Output the material exactly, but drop every image it holds.
─── Data provided ───
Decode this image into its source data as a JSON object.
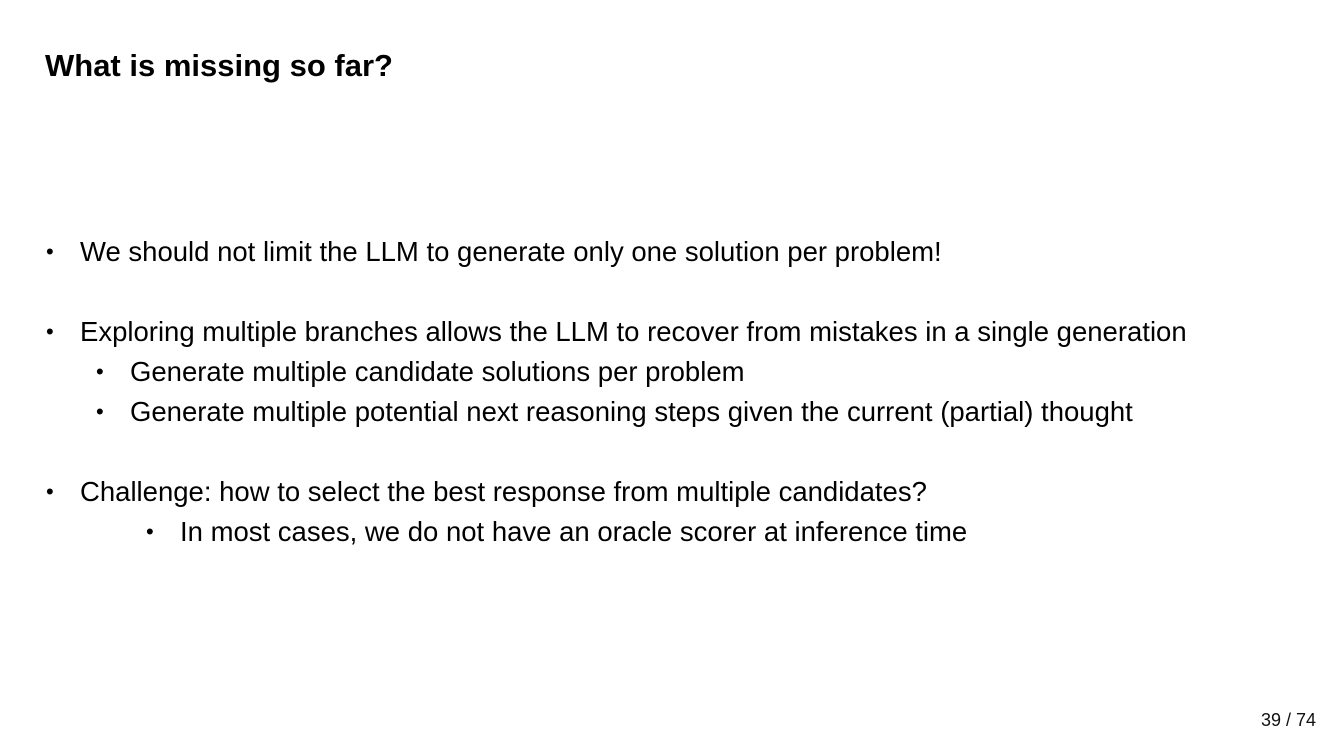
{
  "slide": {
    "title": "What is missing so far?",
    "bullet_glyph": "•",
    "bullets": [
      {
        "text": "We should not limit the LLM to generate only one solution per problem!"
      },
      {
        "text": "Exploring multiple branches allows the LLM to recover from mistakes in a single generation"
      },
      {
        "text": "Generate multiple candidate solutions per problem"
      },
      {
        "text": "Generate multiple potential next reasoning steps given the current (partial) thought"
      },
      {
        "text": "Challenge: how to select the best response from multiple candidates?"
      },
      {
        "text": "In most cases, we do not have an oracle scorer at inference time"
      }
    ]
  },
  "footer": {
    "page_number": "39 / 74"
  }
}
───
▸ **Answer to the exercise**:
Decode this image into its source data as a JSON object.
{
  "slide": {
    "title": "What is missing so far?",
    "bullet_glyph": "•",
    "bullets": [
      {
        "text": "We should not limit the LLM to generate only one solution per problem!"
      },
      {
        "text": "Exploring multiple branches allows the LLM to recover from mistakes in a single generation"
      },
      {
        "text": "Generate multiple candidate solutions per problem"
      },
      {
        "text": "Generate multiple potential next reasoning steps given the current (partial) thought"
      },
      {
        "text": "Challenge: how to select the best response from multiple candidates?"
      },
      {
        "text": "In most cases, we do not have an oracle scorer at inference time"
      }
    ]
  },
  "footer": {
    "page_number": "39 / 74"
  }
}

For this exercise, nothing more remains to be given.